## start Dataset excerpts
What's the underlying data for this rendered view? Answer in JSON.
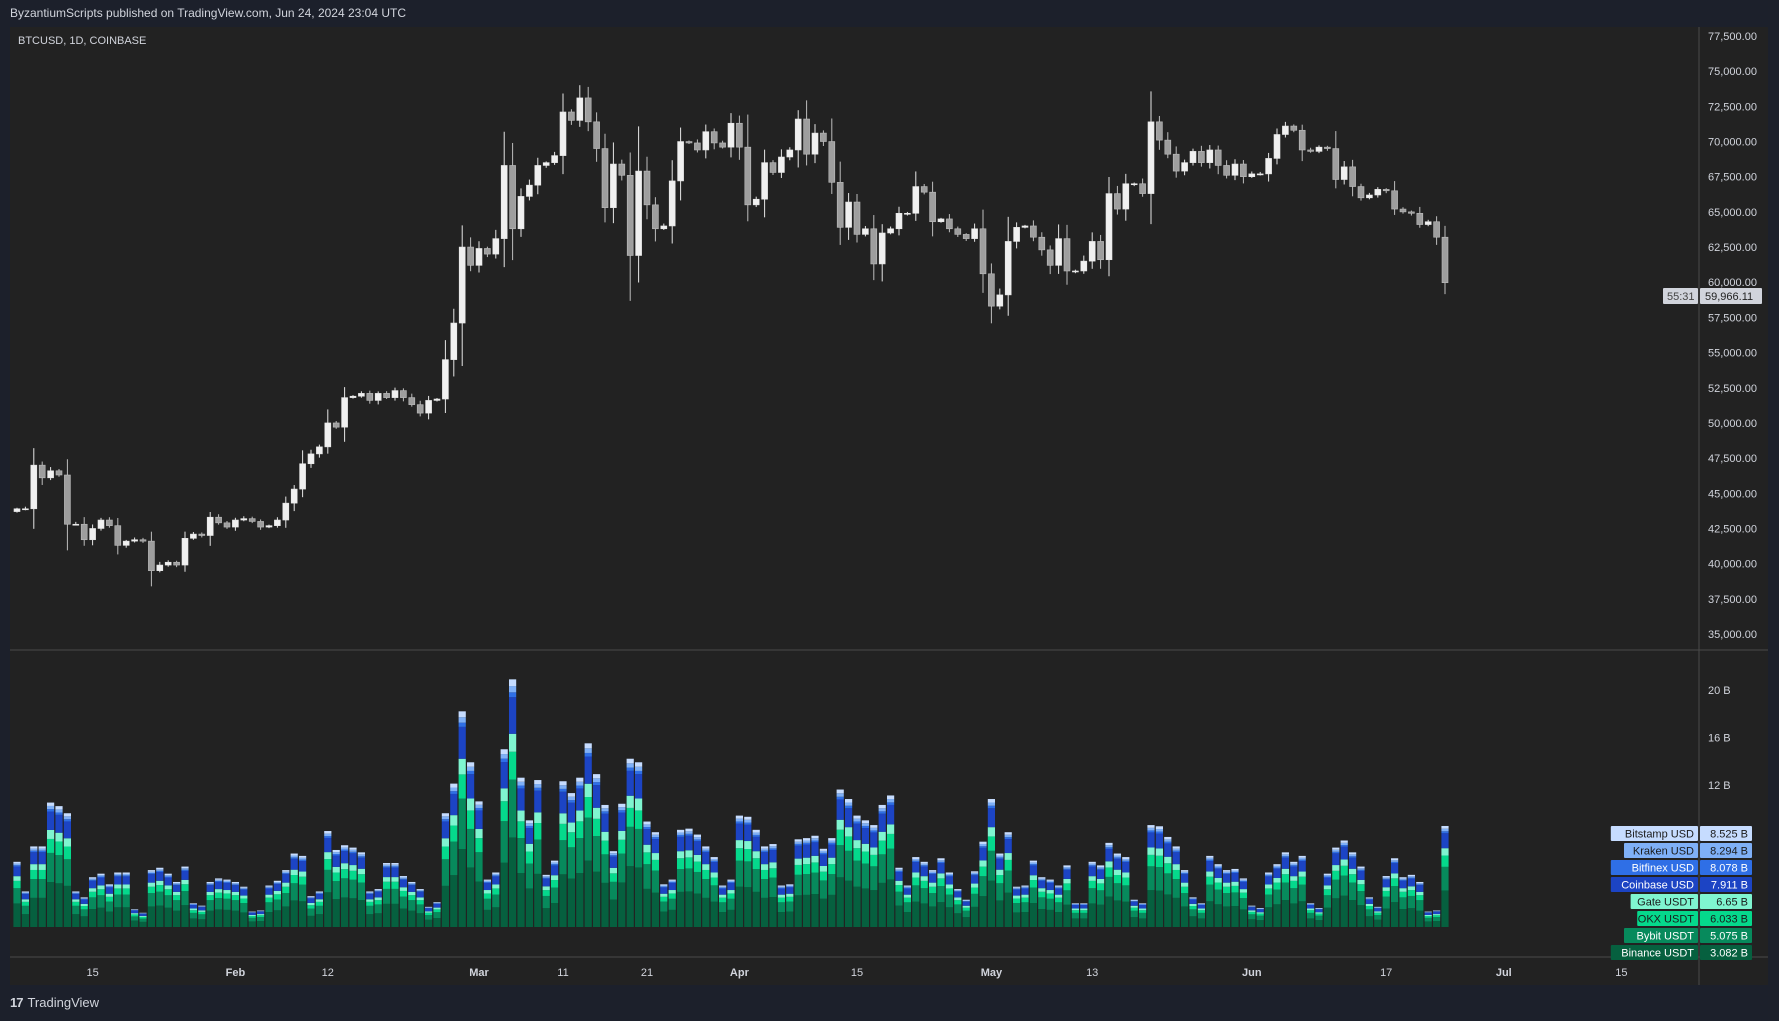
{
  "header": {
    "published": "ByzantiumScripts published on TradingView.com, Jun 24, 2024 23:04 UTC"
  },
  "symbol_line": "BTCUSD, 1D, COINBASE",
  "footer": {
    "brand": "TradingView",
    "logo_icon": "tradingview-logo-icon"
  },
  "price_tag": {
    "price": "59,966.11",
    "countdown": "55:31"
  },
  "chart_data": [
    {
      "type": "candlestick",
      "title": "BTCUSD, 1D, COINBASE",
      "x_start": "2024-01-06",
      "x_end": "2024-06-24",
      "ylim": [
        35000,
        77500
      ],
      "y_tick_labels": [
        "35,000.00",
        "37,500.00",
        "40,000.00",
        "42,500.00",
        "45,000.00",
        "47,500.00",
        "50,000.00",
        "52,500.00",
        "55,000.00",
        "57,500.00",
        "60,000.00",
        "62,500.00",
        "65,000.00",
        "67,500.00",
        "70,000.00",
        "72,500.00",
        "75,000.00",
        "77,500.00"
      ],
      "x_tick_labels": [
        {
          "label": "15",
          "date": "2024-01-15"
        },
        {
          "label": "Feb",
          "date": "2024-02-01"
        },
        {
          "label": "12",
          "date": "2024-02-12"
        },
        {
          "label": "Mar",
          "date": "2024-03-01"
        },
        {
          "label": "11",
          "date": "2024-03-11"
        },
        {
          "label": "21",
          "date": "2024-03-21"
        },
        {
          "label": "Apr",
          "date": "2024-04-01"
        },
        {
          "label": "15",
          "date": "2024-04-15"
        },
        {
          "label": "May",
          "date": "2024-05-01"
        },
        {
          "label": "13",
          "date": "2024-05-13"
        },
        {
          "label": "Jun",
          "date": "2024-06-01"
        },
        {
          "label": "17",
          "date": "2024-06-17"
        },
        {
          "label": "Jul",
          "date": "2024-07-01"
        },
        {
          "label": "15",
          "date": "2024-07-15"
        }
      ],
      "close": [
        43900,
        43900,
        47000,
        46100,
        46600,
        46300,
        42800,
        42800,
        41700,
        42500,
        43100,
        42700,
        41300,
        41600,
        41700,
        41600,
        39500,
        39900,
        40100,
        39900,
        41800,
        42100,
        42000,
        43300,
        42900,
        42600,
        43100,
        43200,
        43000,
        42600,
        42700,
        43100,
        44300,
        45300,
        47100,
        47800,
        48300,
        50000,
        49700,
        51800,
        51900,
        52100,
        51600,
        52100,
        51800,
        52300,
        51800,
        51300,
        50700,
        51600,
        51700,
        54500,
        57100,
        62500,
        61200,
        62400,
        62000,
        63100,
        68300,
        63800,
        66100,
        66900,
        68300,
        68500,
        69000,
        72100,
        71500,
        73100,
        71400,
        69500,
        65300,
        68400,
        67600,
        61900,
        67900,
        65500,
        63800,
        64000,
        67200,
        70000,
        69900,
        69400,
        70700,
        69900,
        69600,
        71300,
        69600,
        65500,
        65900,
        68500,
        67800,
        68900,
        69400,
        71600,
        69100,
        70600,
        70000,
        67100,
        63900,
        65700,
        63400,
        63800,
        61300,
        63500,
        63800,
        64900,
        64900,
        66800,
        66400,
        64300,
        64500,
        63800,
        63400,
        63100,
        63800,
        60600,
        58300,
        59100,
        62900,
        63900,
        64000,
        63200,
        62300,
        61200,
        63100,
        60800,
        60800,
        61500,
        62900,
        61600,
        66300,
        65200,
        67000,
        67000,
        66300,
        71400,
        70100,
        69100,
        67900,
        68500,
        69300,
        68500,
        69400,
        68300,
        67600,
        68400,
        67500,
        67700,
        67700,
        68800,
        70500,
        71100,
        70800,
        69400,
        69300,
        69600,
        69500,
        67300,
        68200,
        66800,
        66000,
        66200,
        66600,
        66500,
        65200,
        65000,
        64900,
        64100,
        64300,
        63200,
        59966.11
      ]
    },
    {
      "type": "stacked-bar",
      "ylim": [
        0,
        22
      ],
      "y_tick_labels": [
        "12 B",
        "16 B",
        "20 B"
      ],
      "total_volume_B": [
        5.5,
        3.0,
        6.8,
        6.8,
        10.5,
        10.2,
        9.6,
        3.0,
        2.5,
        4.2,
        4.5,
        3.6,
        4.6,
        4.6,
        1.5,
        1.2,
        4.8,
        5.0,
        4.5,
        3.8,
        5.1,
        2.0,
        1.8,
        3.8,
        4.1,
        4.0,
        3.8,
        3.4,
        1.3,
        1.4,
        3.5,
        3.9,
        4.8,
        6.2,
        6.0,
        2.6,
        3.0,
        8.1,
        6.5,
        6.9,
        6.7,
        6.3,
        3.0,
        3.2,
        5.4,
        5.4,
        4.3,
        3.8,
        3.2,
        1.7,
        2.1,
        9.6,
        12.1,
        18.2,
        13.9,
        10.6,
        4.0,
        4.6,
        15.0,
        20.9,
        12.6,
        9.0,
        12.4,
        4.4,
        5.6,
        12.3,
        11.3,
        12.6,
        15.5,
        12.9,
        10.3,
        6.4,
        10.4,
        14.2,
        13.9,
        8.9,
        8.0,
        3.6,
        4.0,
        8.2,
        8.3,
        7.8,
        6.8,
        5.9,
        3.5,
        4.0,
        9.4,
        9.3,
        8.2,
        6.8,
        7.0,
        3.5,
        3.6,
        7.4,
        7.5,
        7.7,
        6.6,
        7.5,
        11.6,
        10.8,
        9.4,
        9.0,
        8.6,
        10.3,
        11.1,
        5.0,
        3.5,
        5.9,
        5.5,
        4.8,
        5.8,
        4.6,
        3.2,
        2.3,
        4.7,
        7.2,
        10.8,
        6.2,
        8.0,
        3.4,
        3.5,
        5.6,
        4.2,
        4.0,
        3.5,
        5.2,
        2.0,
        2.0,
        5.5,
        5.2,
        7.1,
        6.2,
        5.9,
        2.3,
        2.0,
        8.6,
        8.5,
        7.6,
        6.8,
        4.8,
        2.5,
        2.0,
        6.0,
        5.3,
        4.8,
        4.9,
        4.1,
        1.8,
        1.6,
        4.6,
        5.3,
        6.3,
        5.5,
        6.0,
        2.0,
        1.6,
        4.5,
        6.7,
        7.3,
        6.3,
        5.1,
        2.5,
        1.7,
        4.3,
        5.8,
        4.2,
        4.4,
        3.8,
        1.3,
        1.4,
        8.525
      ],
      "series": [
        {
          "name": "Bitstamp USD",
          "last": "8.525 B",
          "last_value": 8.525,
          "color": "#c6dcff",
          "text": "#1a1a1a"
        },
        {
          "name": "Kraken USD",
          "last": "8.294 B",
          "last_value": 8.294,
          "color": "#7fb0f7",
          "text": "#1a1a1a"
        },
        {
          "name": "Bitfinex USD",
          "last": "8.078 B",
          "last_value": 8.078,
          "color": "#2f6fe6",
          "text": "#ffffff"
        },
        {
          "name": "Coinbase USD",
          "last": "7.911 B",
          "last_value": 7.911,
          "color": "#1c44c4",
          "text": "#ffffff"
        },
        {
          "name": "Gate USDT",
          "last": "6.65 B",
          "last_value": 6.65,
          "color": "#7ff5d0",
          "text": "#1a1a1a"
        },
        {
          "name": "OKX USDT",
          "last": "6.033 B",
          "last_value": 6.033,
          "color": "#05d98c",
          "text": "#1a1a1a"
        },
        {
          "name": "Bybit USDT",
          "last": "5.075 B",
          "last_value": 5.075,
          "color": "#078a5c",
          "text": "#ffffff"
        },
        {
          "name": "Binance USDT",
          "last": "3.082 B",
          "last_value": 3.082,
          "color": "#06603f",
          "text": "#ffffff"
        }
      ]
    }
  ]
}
## end Dataset excerpts
Problem details: Leaving all pictures aside, quote each record exactly.

Correct result:
What's the underlying data for this rendered view? Answer in JSON.
{
  "header": {
    "published": "ByzantiumScripts published on TradingView.com, Jun 24, 2024 23:04 UTC"
  },
  "symbol_line": "BTCUSD, 1D, COINBASE",
  "footer": {
    "brand": "TradingView",
    "logo_icon": "tradingview-logo-icon"
  },
  "price_tag": {
    "price": "59,966.11",
    "countdown": "55:31"
  },
  "chart_data": [
    {
      "type": "candlestick",
      "title": "BTCUSD, 1D, COINBASE",
      "x_start": "2024-01-06",
      "x_end": "2024-06-24",
      "ylim": [
        35000,
        77500
      ],
      "y_tick_labels": [
        "35,000.00",
        "37,500.00",
        "40,000.00",
        "42,500.00",
        "45,000.00",
        "47,500.00",
        "50,000.00",
        "52,500.00",
        "55,000.00",
        "57,500.00",
        "60,000.00",
        "62,500.00",
        "65,000.00",
        "67,500.00",
        "70,000.00",
        "72,500.00",
        "75,000.00",
        "77,500.00"
      ],
      "x_tick_labels": [
        {
          "label": "15",
          "date": "2024-01-15"
        },
        {
          "label": "Feb",
          "date": "2024-02-01"
        },
        {
          "label": "12",
          "date": "2024-02-12"
        },
        {
          "label": "Mar",
          "date": "2024-03-01"
        },
        {
          "label": "11",
          "date": "2024-03-11"
        },
        {
          "label": "21",
          "date": "2024-03-21"
        },
        {
          "label": "Apr",
          "date": "2024-04-01"
        },
        {
          "label": "15",
          "date": "2024-04-15"
        },
        {
          "label": "May",
          "date": "2024-05-01"
        },
        {
          "label": "13",
          "date": "2024-05-13"
        },
        {
          "label": "Jun",
          "date": "2024-06-01"
        },
        {
          "label": "17",
          "date": "2024-06-17"
        },
        {
          "label": "Jul",
          "date": "2024-07-01"
        },
        {
          "label": "15",
          "date": "2024-07-15"
        }
      ],
      "close": [
        43900,
        43900,
        47000,
        46100,
        46600,
        46300,
        42800,
        42800,
        41700,
        42500,
        43100,
        42700,
        41300,
        41600,
        41700,
        41600,
        39500,
        39900,
        40100,
        39900,
        41800,
        42100,
        42000,
        43300,
        42900,
        42600,
        43100,
        43200,
        43000,
        42600,
        42700,
        43100,
        44300,
        45300,
        47100,
        47800,
        48300,
        50000,
        49700,
        51800,
        51900,
        52100,
        51600,
        52100,
        51800,
        52300,
        51800,
        51300,
        50700,
        51600,
        51700,
        54500,
        57100,
        62500,
        61200,
        62400,
        62000,
        63100,
        68300,
        63800,
        66100,
        66900,
        68300,
        68500,
        69000,
        72100,
        71500,
        73100,
        71400,
        69500,
        65300,
        68400,
        67600,
        61900,
        67900,
        65500,
        63800,
        64000,
        67200,
        70000,
        69900,
        69400,
        70700,
        69900,
        69600,
        71300,
        69600,
        65500,
        65900,
        68500,
        67800,
        68900,
        69400,
        71600,
        69100,
        70600,
        70000,
        67100,
        63900,
        65700,
        63400,
        63800,
        61300,
        63500,
        63800,
        64900,
        64900,
        66800,
        66400,
        64300,
        64500,
        63800,
        63400,
        63100,
        63800,
        60600,
        58300,
        59100,
        62900,
        63900,
        64000,
        63200,
        62300,
        61200,
        63100,
        60800,
        60800,
        61500,
        62900,
        61600,
        66300,
        65200,
        67000,
        67000,
        66300,
        71400,
        70100,
        69100,
        67900,
        68500,
        69300,
        68500,
        69400,
        68300,
        67600,
        68400,
        67500,
        67700,
        67700,
        68800,
        70500,
        71100,
        70800,
        69400,
        69300,
        69600,
        69500,
        67300,
        68200,
        66800,
        66000,
        66200,
        66600,
        66500,
        65200,
        65000,
        64900,
        64100,
        64300,
        63200,
        59966.11
      ]
    },
    {
      "type": "stacked-bar",
      "ylim": [
        0,
        22
      ],
      "y_tick_labels": [
        "12 B",
        "16 B",
        "20 B"
      ],
      "total_volume_B": [
        5.5,
        3.0,
        6.8,
        6.8,
        10.5,
        10.2,
        9.6,
        3.0,
        2.5,
        4.2,
        4.5,
        3.6,
        4.6,
        4.6,
        1.5,
        1.2,
        4.8,
        5.0,
        4.5,
        3.8,
        5.1,
        2.0,
        1.8,
        3.8,
        4.1,
        4.0,
        3.8,
        3.4,
        1.3,
        1.4,
        3.5,
        3.9,
        4.8,
        6.2,
        6.0,
        2.6,
        3.0,
        8.1,
        6.5,
        6.9,
        6.7,
        6.3,
        3.0,
        3.2,
        5.4,
        5.4,
        4.3,
        3.8,
        3.2,
        1.7,
        2.1,
        9.6,
        12.1,
        18.2,
        13.9,
        10.6,
        4.0,
        4.6,
        15.0,
        20.9,
        12.6,
        9.0,
        12.4,
        4.4,
        5.6,
        12.3,
        11.3,
        12.6,
        15.5,
        12.9,
        10.3,
        6.4,
        10.4,
        14.2,
        13.9,
        8.9,
        8.0,
        3.6,
        4.0,
        8.2,
        8.3,
        7.8,
        6.8,
        5.9,
        3.5,
        4.0,
        9.4,
        9.3,
        8.2,
        6.8,
        7.0,
        3.5,
        3.6,
        7.4,
        7.5,
        7.7,
        6.6,
        7.5,
        11.6,
        10.8,
        9.4,
        9.0,
        8.6,
        10.3,
        11.1,
        5.0,
        3.5,
        5.9,
        5.5,
        4.8,
        5.8,
        4.6,
        3.2,
        2.3,
        4.7,
        7.2,
        10.8,
        6.2,
        8.0,
        3.4,
        3.5,
        5.6,
        4.2,
        4.0,
        3.5,
        5.2,
        2.0,
        2.0,
        5.5,
        5.2,
        7.1,
        6.2,
        5.9,
        2.3,
        2.0,
        8.6,
        8.5,
        7.6,
        6.8,
        4.8,
        2.5,
        2.0,
        6.0,
        5.3,
        4.8,
        4.9,
        4.1,
        1.8,
        1.6,
        4.6,
        5.3,
        6.3,
        5.5,
        6.0,
        2.0,
        1.6,
        4.5,
        6.7,
        7.3,
        6.3,
        5.1,
        2.5,
        1.7,
        4.3,
        5.8,
        4.2,
        4.4,
        3.8,
        1.3,
        1.4,
        8.525
      ],
      "series": [
        {
          "name": "Bitstamp USD",
          "last": "8.525 B",
          "last_value": 8.525,
          "color": "#c6dcff",
          "text": "#1a1a1a"
        },
        {
          "name": "Kraken USD",
          "last": "8.294 B",
          "last_value": 8.294,
          "color": "#7fb0f7",
          "text": "#1a1a1a"
        },
        {
          "name": "Bitfinex USD",
          "last": "8.078 B",
          "last_value": 8.078,
          "color": "#2f6fe6",
          "text": "#ffffff"
        },
        {
          "name": "Coinbase USD",
          "last": "7.911 B",
          "last_value": 7.911,
          "color": "#1c44c4",
          "text": "#ffffff"
        },
        {
          "name": "Gate USDT",
          "last": "6.65 B",
          "last_value": 6.65,
          "color": "#7ff5d0",
          "text": "#1a1a1a"
        },
        {
          "name": "OKX USDT",
          "last": "6.033 B",
          "last_value": 6.033,
          "color": "#05d98c",
          "text": "#1a1a1a"
        },
        {
          "name": "Bybit USDT",
          "last": "5.075 B",
          "last_value": 5.075,
          "color": "#078a5c",
          "text": "#ffffff"
        },
        {
          "name": "Binance USDT",
          "last": "3.082 B",
          "last_value": 3.082,
          "color": "#06603f",
          "text": "#ffffff"
        }
      ]
    }
  ]
}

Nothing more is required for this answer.